═════ Record list ═════

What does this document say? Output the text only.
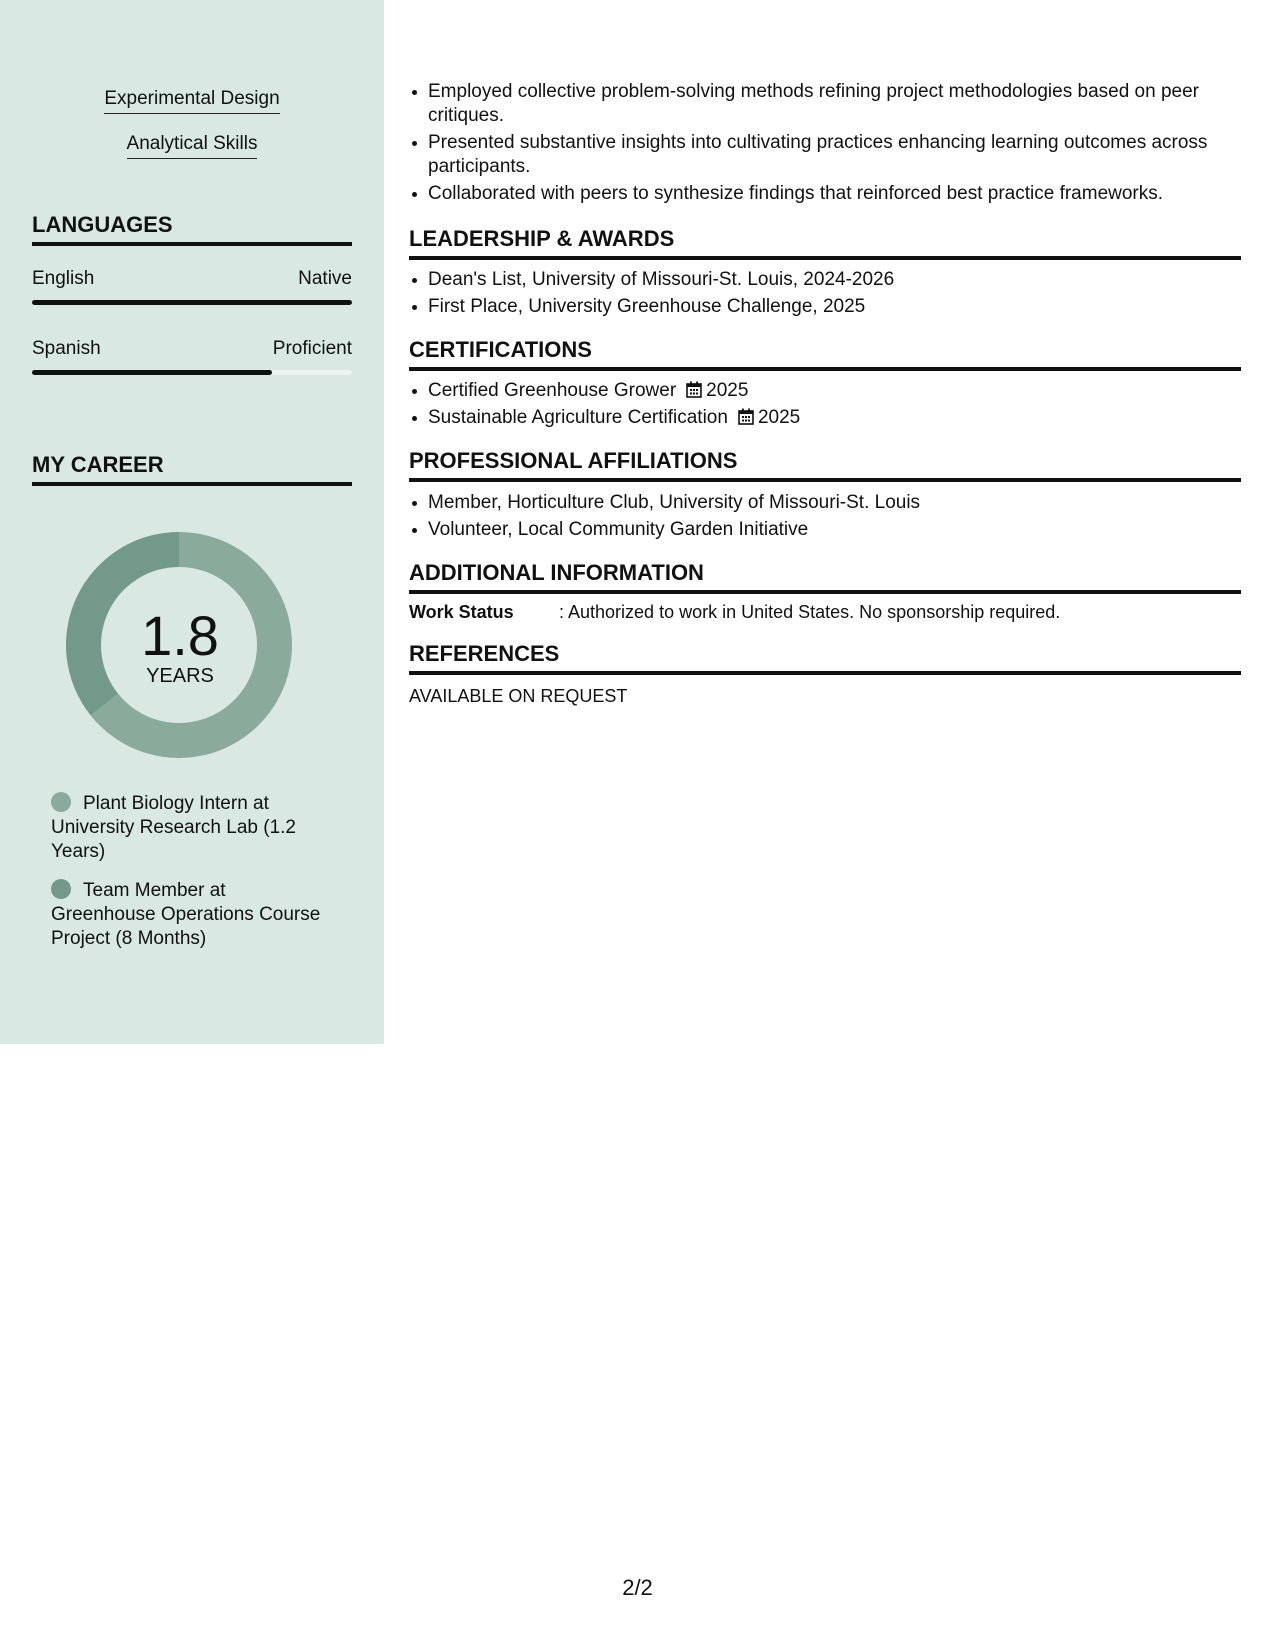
Experimental Design
Analytical Skills
LANGUAGES
English	Native
Spanish	Proficient
MY CAREER
1.8
YEARS
Plant Biology Intern at University Research Lab (1.2 Years)
Team Member at Greenhouse Operations Course Project (8 Months)
Employed collective problem-solving methods refining project methodologies based on peer critiques.
Presented substantive insights into cultivating practices enhancing learning outcomes across participants.
Collaborated with peers to synthesize findings that reinforced best practice frameworks.
LEADERSHIP & AWARDS
Dean's List, University of Missouri-St. Louis, 2024-2026
First Place, University Greenhouse Challenge, 2025
CERTIFICATIONS
Certified Greenhouse Grower 2025
Sustainable Agriculture Certification 2025
PROFESSIONAL AFFILIATIONS
Member, Horticulture Club, University of Missouri-St. Louis
Volunteer, Local Community Garden Initiative
ADDITIONAL INFORMATION
Work Status	: Authorized to work in United States. No sponsorship required.
REFERENCES
AVAILABLE ON REQUEST
2/2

═════

- **What you have to do**:
Give the data again exactly as written, with all pictures left out.

- **Task output**:
What does this document say? Output the text only.
Experimental Design
Analytical Skills
LANGUAGES
English	Native
Spanish	Proficient
MY CAREER
1.8
YEARS
Plant Biology Intern at University Research Lab (1.2 Years)
Team Member at Greenhouse Operations Course Project (8 Months)
Employed collective problem-solving methods refining project methodologies based on peer critiques.
Presented substantive insights into cultivating practices enhancing learning outcomes across participants.
Collaborated with peers to synthesize findings that reinforced best practice frameworks.
LEADERSHIP & AWARDS
Dean's List, University of Missouri-St. Louis, 2024-2026
First Place, University Greenhouse Challenge, 2025
CERTIFICATIONS
Certified Greenhouse Grower 2025
Sustainable Agriculture Certification 2025
PROFESSIONAL AFFILIATIONS
Member, Horticulture Club, University of Missouri-St. Louis
Volunteer, Local Community Garden Initiative
ADDITIONAL INFORMATION
Work Status	: Authorized to work in United States. No sponsorship required.
REFERENCES
AVAILABLE ON REQUEST
2/2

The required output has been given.